## Request
Collect every line of the records below that contains the word "epochs".

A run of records
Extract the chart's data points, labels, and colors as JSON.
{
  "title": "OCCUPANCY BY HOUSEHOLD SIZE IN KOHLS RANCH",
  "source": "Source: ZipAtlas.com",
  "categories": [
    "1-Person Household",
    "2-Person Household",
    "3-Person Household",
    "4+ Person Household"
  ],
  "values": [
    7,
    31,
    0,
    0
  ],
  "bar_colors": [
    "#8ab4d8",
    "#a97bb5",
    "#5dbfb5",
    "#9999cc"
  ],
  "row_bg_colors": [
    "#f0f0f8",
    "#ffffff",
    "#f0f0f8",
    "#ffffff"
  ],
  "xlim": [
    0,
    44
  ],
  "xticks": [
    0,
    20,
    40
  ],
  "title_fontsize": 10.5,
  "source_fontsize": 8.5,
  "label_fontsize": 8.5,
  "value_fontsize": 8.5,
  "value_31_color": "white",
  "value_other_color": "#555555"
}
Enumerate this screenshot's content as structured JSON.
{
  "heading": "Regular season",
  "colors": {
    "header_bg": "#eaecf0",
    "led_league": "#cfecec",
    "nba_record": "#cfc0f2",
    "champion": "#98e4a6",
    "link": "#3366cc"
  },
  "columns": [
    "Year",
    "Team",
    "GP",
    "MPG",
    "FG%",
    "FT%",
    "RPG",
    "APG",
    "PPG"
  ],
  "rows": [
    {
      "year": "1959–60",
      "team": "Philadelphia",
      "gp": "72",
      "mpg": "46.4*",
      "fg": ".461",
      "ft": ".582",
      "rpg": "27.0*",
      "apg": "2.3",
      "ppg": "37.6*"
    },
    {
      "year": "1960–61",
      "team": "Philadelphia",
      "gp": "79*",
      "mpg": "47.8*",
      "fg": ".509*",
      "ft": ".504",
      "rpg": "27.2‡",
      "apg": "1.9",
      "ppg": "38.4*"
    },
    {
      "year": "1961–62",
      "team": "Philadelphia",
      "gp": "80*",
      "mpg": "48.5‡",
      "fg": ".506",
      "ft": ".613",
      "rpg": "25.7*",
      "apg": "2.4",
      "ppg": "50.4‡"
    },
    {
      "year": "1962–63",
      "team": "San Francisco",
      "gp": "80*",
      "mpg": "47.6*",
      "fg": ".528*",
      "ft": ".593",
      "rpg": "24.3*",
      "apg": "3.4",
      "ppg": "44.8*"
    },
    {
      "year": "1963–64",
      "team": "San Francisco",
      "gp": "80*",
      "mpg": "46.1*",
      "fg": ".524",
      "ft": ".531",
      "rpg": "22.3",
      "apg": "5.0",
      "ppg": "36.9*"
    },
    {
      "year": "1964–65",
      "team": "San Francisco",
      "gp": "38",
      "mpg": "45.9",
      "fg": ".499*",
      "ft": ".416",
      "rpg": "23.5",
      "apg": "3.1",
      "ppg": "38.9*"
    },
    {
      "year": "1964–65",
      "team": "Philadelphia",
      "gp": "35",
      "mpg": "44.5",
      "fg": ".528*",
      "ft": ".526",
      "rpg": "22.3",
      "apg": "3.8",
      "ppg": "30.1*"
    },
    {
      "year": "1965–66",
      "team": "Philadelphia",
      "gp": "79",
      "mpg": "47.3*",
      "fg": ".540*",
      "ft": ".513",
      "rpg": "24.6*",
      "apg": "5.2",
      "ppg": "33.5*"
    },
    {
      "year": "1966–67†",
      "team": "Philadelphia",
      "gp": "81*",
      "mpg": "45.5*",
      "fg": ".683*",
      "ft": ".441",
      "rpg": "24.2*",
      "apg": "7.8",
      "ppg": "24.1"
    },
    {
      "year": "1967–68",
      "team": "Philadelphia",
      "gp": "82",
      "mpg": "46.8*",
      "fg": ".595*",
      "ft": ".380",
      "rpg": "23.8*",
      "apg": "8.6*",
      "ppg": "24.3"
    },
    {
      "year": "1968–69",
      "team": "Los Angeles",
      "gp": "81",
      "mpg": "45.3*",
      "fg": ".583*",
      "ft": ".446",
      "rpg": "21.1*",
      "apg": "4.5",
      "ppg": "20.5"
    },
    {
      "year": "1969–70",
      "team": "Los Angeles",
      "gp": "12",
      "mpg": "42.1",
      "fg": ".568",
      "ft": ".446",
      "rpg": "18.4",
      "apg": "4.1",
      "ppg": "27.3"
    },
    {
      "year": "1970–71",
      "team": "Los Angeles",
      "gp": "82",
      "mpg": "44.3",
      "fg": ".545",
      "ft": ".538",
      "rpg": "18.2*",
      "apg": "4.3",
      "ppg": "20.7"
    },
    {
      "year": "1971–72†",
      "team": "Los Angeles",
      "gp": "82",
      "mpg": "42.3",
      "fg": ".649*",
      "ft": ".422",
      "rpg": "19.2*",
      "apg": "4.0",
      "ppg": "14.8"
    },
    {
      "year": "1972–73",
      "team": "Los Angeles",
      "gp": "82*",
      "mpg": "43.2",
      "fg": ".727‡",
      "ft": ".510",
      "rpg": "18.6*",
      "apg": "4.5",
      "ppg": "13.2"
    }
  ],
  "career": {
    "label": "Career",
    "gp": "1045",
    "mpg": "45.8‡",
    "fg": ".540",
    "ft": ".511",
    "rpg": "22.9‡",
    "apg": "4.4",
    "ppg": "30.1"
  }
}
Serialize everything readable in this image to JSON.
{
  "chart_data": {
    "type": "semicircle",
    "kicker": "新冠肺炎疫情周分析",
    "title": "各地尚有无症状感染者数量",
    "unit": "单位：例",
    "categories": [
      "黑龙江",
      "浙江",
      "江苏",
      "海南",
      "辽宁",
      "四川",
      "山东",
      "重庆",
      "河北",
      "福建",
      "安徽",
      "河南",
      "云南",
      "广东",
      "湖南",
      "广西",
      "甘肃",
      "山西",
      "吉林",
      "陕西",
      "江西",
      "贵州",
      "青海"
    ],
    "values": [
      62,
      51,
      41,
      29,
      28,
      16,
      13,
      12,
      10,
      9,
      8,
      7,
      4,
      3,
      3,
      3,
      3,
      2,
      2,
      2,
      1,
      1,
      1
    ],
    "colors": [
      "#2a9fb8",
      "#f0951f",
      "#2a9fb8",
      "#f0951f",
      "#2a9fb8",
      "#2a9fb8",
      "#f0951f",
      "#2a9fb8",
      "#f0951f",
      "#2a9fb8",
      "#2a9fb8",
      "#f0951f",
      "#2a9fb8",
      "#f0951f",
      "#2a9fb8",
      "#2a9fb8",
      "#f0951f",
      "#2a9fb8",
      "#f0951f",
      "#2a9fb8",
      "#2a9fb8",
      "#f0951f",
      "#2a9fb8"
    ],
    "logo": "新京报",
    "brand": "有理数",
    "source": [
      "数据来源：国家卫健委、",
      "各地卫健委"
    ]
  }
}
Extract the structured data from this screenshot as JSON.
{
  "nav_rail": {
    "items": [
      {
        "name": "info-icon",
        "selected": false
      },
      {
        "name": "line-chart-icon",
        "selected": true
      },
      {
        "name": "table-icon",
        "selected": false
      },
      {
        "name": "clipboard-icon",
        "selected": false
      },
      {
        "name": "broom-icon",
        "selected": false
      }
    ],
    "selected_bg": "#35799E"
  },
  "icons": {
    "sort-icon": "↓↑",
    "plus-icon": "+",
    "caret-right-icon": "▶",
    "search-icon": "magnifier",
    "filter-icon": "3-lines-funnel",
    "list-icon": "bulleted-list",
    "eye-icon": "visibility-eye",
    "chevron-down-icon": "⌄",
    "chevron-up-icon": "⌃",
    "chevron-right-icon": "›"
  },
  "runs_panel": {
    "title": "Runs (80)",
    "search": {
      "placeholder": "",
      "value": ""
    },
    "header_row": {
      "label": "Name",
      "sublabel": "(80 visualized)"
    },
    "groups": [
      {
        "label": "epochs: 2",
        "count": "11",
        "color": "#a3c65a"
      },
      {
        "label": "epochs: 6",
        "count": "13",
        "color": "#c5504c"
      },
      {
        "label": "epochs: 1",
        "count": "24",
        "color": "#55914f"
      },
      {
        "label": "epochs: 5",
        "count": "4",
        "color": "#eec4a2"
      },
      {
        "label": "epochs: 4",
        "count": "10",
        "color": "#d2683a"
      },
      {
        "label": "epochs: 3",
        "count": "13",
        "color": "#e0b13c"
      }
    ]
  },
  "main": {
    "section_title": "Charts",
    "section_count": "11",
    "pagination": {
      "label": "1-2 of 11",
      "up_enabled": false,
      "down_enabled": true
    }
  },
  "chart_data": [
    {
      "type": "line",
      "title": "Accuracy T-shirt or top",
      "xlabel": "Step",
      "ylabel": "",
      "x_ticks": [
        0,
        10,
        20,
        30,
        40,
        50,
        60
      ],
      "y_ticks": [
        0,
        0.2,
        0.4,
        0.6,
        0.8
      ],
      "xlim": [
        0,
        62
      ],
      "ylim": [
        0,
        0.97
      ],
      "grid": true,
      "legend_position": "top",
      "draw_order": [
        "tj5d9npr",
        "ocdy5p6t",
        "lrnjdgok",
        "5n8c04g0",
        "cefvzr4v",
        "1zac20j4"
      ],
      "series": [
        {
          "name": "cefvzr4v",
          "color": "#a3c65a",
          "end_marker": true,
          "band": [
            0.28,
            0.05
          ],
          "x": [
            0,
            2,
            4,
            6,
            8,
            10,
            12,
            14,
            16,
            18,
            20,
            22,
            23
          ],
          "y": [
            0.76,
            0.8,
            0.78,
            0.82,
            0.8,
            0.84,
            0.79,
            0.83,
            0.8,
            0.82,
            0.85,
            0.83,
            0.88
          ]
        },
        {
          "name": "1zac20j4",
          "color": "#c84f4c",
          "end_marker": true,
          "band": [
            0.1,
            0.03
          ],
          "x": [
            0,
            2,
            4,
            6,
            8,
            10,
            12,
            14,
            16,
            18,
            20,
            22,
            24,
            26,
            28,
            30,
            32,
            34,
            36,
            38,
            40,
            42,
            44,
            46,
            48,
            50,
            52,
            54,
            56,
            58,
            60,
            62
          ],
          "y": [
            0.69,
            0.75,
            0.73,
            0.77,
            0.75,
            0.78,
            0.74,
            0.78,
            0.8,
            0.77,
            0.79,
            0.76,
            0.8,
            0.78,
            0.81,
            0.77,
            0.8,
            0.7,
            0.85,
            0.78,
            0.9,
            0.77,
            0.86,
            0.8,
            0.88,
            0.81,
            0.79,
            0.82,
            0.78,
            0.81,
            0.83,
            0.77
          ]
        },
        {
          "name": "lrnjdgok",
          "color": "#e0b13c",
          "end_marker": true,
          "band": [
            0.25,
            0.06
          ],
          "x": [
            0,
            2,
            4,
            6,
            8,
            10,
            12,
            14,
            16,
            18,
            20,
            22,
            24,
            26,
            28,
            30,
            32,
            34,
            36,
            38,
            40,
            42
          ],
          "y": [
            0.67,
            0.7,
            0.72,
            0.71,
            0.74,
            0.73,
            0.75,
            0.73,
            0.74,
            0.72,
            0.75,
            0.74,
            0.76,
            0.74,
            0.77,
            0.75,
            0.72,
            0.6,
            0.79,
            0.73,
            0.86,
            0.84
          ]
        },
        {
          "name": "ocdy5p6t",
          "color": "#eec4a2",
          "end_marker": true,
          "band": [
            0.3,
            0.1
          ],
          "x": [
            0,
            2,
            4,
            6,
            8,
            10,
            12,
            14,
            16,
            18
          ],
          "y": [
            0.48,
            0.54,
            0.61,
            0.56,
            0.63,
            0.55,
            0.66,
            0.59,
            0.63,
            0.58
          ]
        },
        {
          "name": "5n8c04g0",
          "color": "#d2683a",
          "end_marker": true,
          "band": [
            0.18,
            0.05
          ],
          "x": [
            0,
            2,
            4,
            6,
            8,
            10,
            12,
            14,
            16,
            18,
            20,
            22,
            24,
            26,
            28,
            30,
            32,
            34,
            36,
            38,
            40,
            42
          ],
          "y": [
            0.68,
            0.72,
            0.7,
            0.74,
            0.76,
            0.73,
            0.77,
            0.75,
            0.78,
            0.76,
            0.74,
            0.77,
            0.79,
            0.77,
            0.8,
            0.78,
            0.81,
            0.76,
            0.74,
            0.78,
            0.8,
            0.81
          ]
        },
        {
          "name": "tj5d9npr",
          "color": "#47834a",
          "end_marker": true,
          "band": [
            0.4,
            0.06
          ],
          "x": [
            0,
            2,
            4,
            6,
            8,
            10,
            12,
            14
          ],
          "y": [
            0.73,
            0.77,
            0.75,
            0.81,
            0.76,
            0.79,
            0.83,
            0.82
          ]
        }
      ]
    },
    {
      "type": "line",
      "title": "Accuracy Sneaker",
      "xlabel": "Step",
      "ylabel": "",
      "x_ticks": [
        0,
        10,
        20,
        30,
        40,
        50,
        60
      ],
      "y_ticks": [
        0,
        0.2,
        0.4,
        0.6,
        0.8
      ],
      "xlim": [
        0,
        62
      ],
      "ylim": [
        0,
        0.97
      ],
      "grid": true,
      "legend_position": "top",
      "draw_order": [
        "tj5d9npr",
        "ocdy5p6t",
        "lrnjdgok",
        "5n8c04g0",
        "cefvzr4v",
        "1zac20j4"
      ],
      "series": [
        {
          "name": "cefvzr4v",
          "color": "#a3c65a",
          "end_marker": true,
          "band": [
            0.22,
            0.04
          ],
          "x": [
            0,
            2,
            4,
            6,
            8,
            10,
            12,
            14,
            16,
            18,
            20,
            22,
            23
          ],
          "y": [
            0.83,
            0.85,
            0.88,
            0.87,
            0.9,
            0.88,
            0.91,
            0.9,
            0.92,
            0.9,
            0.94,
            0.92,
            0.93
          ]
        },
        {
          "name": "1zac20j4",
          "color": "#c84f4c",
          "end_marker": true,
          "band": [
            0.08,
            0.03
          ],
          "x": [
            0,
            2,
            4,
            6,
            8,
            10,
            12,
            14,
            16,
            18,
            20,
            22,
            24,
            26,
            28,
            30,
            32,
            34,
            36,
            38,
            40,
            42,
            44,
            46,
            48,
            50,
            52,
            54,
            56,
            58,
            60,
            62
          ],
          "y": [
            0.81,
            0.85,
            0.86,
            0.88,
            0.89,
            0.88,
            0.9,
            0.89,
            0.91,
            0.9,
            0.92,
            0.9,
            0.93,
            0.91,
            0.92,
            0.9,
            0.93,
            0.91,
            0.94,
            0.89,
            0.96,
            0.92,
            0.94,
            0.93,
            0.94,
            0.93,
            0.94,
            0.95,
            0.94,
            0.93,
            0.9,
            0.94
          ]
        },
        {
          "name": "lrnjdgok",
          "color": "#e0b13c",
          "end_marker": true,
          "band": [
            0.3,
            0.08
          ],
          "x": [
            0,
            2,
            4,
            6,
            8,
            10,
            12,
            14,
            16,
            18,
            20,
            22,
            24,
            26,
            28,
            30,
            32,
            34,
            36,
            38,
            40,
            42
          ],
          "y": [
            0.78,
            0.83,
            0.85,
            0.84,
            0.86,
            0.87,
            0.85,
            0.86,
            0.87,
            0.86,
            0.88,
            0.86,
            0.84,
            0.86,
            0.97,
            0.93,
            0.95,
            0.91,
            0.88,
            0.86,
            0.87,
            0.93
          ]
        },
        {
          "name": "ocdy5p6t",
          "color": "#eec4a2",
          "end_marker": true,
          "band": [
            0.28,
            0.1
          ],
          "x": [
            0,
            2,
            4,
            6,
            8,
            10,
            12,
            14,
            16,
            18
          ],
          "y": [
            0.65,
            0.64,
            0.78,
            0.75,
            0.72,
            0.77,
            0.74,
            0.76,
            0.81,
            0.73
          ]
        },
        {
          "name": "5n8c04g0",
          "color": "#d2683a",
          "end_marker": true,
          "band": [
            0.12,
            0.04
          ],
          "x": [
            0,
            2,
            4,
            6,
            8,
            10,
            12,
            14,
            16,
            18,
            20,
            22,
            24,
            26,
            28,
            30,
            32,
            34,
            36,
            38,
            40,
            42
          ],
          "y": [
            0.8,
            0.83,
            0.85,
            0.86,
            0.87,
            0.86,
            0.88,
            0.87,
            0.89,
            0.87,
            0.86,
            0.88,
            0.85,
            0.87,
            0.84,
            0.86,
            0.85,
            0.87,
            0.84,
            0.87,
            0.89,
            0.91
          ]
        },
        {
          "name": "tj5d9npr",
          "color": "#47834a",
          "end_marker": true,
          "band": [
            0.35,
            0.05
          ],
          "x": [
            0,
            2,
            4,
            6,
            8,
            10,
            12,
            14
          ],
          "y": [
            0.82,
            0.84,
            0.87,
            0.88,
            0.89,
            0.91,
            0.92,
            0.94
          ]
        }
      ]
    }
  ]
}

## The output
        "label": "epochs: 2",
        "label": "epochs: 6",
        "label": "epochs: 1",
        "label": "epochs: 5",
        "label": "epochs: 4",
        "label": "epochs: 3",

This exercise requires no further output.